Out of the lines below, please list those that hold the string "számú".
☆ ☆ ☆ ☆ ☆ ☆ ☆
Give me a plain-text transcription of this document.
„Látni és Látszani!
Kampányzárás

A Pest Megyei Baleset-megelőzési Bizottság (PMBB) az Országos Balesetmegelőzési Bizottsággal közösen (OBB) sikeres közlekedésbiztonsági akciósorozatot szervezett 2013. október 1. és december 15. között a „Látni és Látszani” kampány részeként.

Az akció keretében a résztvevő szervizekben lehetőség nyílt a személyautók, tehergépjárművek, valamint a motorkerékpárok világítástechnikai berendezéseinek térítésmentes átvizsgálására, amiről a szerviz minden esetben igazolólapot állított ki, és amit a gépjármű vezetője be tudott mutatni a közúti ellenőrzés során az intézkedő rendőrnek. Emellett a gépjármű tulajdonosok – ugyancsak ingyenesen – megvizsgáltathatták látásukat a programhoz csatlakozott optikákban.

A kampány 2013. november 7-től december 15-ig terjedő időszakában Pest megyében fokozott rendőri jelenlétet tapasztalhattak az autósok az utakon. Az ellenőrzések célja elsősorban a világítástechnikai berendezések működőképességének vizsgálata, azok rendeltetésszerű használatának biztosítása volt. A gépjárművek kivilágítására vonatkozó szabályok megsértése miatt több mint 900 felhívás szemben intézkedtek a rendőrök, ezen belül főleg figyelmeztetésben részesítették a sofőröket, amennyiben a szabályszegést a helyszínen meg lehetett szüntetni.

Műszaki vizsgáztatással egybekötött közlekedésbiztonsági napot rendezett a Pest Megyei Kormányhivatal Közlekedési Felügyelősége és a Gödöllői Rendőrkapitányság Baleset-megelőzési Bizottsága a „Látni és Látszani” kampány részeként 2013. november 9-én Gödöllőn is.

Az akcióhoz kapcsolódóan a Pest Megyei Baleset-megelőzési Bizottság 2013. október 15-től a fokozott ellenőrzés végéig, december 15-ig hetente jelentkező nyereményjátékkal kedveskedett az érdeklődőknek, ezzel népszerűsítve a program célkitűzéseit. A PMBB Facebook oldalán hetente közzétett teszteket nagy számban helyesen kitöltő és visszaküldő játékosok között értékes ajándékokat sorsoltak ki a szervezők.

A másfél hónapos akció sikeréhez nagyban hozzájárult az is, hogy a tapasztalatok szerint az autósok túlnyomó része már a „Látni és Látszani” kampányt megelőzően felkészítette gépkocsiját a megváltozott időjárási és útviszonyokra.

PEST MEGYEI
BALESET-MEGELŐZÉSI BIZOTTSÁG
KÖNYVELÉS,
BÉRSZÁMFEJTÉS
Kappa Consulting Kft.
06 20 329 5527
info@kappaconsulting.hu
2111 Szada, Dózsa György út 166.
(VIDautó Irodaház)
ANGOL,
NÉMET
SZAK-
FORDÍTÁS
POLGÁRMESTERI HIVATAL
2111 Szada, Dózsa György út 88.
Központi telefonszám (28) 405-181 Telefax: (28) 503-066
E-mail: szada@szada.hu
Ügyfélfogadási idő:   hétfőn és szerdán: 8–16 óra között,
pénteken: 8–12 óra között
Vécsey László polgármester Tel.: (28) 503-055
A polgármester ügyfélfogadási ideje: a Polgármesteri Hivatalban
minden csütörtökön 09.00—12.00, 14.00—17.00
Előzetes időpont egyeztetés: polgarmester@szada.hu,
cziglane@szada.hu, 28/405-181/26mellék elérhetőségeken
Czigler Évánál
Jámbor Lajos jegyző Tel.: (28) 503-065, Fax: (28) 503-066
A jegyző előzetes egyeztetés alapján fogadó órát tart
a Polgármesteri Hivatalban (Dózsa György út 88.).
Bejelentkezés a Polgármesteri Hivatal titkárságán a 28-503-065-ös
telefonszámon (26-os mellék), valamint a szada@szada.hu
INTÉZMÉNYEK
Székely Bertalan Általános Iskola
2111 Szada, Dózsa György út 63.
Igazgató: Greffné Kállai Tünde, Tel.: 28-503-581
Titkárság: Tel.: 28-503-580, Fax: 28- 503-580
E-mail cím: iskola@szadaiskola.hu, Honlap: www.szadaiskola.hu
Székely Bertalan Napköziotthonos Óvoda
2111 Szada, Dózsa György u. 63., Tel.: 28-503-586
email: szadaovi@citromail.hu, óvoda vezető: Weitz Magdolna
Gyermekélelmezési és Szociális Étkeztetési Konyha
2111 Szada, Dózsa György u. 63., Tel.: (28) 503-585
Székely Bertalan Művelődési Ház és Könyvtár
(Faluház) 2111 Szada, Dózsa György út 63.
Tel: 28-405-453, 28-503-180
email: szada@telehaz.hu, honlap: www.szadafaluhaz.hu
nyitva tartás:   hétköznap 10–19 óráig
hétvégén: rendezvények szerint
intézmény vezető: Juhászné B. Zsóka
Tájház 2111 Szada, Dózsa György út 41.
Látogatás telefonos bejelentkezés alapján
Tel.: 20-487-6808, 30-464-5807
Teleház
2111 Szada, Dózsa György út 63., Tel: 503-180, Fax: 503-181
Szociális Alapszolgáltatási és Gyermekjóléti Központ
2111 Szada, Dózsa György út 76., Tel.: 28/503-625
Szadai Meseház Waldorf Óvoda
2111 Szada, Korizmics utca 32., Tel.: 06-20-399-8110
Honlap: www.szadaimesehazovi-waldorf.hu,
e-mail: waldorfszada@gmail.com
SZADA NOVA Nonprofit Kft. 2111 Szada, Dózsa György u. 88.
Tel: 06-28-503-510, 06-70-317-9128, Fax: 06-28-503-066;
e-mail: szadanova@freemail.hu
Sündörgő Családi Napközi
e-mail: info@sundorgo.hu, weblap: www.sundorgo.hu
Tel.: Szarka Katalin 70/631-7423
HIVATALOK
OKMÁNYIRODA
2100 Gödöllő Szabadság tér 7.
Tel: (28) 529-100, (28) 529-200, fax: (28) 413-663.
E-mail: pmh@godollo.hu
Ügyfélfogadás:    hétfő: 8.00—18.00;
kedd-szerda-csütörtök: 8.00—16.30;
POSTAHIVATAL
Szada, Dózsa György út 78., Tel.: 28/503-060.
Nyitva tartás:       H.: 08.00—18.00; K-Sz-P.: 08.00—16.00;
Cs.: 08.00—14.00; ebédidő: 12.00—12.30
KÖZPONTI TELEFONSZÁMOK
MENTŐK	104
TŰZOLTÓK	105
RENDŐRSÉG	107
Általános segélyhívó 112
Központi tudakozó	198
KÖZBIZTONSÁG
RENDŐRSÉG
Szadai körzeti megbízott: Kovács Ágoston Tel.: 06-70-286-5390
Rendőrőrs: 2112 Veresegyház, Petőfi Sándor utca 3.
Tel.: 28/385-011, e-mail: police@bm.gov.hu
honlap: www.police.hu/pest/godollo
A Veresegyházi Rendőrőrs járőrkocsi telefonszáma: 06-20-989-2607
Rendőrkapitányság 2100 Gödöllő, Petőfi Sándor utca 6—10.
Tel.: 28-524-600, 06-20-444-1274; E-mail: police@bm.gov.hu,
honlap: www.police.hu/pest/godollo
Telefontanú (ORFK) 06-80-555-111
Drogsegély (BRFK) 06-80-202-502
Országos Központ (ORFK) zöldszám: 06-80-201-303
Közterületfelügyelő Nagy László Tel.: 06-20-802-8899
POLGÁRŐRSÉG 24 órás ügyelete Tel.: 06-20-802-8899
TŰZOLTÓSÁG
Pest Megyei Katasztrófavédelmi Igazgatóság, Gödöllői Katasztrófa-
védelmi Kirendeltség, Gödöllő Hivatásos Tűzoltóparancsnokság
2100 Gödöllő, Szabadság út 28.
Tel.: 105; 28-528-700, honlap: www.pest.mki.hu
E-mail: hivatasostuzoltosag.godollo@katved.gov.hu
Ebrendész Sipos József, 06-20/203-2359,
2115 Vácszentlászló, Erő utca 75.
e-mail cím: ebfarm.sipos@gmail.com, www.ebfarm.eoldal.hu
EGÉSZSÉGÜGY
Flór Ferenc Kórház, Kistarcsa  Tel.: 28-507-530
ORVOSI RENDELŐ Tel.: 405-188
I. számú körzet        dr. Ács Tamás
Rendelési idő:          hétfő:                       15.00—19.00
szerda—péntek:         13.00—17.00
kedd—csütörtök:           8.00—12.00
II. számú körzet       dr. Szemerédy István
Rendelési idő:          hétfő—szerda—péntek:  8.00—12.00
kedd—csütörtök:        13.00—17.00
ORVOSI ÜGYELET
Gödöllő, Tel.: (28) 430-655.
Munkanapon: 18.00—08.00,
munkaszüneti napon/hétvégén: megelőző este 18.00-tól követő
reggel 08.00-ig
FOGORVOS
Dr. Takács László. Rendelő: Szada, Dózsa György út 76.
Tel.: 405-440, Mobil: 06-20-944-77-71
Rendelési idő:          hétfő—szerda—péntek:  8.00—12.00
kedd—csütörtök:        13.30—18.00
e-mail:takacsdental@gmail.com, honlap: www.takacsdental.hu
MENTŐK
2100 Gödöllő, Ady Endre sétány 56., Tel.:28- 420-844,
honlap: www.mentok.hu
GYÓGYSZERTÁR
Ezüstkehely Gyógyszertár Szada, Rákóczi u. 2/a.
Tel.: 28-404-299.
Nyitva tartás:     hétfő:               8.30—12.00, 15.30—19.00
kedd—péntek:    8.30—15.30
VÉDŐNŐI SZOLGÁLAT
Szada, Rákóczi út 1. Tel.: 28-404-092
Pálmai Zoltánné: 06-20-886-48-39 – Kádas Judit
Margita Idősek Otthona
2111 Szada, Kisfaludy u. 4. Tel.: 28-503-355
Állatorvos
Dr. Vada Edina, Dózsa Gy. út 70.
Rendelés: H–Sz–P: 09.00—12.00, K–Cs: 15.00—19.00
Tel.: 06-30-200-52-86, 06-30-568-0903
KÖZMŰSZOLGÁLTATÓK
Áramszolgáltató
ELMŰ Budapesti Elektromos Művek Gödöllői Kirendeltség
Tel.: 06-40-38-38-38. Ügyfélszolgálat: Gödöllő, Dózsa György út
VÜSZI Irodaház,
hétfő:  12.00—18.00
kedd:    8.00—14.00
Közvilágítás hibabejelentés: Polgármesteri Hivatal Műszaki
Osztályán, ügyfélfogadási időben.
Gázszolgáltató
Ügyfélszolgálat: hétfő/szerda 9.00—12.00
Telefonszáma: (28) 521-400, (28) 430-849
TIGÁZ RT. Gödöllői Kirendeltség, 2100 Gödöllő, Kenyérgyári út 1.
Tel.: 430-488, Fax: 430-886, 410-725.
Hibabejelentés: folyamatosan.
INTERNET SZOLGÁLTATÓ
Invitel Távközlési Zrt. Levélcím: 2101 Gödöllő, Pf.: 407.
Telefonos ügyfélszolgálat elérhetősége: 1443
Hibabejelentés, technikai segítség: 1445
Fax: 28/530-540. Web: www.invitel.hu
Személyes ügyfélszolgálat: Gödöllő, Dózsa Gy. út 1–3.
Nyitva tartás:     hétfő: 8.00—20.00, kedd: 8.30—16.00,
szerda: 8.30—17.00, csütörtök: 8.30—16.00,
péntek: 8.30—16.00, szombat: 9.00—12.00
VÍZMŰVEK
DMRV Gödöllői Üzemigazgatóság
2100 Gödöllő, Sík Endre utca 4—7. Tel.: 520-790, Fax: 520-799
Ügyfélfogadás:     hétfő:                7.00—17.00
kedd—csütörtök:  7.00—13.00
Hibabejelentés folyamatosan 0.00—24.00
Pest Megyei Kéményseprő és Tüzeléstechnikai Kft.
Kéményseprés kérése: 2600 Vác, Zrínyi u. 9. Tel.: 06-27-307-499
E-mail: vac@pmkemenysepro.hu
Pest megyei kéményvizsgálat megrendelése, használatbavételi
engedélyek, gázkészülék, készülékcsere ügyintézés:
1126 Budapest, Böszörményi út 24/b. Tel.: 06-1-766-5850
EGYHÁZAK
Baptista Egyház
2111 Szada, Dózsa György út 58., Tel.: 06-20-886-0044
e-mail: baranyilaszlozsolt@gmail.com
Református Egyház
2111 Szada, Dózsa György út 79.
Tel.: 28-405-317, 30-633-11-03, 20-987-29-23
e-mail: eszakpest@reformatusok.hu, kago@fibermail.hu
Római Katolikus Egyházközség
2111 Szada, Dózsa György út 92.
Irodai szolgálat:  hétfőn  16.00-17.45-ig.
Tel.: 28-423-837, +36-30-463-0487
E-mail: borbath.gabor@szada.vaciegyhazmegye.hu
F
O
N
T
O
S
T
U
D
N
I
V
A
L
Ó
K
☆ ☆ ☆ ☆ ☆ ☆ ☆
- EXERCISE ANSWER -
I. számú körzet        dr. Ács Tamás
II. számú körzet       dr. Szemerédy István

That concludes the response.